— begin —

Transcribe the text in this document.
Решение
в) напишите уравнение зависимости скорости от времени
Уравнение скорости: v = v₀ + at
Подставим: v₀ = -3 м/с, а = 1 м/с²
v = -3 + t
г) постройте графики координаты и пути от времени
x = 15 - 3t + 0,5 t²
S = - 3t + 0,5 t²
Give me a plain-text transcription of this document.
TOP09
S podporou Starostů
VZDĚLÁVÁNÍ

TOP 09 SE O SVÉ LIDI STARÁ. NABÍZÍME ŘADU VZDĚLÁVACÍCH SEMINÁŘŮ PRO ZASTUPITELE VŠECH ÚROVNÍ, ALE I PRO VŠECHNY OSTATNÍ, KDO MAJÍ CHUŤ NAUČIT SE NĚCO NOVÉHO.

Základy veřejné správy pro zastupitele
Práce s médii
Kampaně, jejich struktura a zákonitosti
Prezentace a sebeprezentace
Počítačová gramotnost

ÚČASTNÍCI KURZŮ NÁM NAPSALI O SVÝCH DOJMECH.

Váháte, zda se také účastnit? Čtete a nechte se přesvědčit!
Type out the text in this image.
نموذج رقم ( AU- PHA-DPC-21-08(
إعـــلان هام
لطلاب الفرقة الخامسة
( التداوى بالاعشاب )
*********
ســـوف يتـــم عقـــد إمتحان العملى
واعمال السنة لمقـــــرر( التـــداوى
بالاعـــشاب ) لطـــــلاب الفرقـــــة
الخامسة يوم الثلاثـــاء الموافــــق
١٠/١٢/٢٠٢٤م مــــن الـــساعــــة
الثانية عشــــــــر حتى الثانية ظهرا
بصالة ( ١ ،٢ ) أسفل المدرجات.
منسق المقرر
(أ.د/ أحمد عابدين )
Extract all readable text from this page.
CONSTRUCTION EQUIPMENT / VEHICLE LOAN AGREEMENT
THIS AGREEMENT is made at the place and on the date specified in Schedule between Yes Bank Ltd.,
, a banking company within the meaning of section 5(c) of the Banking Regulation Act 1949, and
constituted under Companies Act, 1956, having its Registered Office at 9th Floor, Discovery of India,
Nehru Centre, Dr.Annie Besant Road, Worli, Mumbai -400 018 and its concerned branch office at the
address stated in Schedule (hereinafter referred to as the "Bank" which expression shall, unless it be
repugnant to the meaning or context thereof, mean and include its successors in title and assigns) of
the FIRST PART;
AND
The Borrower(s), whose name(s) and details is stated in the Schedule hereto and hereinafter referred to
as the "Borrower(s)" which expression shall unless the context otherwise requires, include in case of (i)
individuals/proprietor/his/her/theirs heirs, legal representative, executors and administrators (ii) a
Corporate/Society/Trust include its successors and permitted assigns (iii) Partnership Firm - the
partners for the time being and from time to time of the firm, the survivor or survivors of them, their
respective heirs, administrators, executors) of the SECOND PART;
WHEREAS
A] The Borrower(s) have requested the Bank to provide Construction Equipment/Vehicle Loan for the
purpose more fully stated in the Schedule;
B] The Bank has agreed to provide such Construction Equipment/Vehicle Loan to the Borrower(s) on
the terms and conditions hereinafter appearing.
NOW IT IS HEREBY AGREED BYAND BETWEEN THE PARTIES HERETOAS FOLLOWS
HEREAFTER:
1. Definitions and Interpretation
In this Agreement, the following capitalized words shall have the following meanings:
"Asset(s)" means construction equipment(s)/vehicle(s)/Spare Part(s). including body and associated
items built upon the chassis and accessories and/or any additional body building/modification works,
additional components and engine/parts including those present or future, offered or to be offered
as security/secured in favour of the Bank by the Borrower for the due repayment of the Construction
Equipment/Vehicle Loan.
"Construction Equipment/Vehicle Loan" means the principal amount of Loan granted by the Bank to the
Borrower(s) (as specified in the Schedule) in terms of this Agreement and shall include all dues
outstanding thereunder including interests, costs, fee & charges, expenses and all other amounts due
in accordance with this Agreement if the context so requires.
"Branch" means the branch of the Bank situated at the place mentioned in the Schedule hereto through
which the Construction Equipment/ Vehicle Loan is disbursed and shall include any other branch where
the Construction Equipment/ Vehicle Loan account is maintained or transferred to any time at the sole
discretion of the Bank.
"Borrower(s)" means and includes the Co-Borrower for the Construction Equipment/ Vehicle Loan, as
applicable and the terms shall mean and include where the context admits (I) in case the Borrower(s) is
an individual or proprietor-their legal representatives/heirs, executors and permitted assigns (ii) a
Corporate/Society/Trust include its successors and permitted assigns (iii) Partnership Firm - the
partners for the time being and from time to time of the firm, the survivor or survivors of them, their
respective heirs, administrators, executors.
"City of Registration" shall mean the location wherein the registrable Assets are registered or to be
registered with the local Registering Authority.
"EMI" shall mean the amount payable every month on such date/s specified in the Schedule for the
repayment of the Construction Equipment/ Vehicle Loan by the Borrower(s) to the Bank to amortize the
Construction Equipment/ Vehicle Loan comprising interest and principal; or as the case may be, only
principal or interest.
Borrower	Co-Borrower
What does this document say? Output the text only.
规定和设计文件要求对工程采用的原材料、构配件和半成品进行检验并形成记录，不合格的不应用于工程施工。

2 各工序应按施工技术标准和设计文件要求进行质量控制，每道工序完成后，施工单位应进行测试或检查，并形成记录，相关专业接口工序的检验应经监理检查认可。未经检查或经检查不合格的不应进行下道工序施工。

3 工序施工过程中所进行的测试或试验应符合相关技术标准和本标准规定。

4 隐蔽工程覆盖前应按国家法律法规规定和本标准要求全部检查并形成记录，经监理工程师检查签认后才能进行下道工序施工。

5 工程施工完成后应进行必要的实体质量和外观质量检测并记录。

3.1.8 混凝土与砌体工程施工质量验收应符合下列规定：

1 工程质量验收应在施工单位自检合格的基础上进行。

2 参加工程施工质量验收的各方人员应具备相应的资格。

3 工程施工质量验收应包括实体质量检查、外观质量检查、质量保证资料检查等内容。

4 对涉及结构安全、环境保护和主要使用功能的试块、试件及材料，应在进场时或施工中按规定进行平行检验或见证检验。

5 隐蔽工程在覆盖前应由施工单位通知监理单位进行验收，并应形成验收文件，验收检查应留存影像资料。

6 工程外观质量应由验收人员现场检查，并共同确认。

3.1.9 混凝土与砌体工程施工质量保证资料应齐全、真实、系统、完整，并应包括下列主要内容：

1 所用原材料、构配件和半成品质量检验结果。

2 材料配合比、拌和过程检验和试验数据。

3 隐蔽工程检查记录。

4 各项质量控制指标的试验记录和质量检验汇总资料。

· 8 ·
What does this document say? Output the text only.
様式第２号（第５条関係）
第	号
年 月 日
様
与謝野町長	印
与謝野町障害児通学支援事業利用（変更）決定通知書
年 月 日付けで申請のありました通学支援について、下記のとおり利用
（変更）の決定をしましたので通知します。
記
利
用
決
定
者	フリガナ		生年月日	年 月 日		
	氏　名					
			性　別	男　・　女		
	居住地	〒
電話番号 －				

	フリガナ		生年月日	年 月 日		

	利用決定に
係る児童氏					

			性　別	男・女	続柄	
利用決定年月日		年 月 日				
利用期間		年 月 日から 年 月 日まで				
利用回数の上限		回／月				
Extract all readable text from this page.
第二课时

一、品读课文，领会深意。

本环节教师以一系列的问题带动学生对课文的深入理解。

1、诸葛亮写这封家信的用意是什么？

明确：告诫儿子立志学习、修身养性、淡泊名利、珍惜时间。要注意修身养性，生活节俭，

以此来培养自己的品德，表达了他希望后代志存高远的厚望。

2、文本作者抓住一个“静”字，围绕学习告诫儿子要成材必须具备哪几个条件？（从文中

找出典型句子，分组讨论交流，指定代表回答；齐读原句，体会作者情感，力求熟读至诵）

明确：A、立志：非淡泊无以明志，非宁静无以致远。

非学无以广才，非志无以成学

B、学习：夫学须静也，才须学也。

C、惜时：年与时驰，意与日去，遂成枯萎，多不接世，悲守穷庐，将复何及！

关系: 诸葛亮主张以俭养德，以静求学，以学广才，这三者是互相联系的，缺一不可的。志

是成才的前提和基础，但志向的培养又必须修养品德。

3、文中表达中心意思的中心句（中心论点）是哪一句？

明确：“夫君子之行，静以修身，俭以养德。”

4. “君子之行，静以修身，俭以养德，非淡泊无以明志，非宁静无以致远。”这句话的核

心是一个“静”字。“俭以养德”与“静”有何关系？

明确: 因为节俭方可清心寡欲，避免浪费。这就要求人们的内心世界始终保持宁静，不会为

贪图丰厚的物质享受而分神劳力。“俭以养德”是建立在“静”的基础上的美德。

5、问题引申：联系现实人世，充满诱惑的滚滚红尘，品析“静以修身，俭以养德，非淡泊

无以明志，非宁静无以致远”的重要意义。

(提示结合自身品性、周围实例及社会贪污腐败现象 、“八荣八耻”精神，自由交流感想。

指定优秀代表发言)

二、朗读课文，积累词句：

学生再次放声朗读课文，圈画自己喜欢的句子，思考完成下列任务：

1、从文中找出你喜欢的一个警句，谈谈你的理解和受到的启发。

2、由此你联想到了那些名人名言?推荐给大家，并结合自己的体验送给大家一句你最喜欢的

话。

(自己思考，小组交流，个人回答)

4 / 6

— end —

### Stated problem
Gather each line of the listing that holds the string "repayment".

### Solution
as security/secured in favour of the Bank by the Borrower for the due repayment of the Construction
repayment of the Construction Equipment/ Vehicle Loan by the Borrower(s) to the Bank to amortize the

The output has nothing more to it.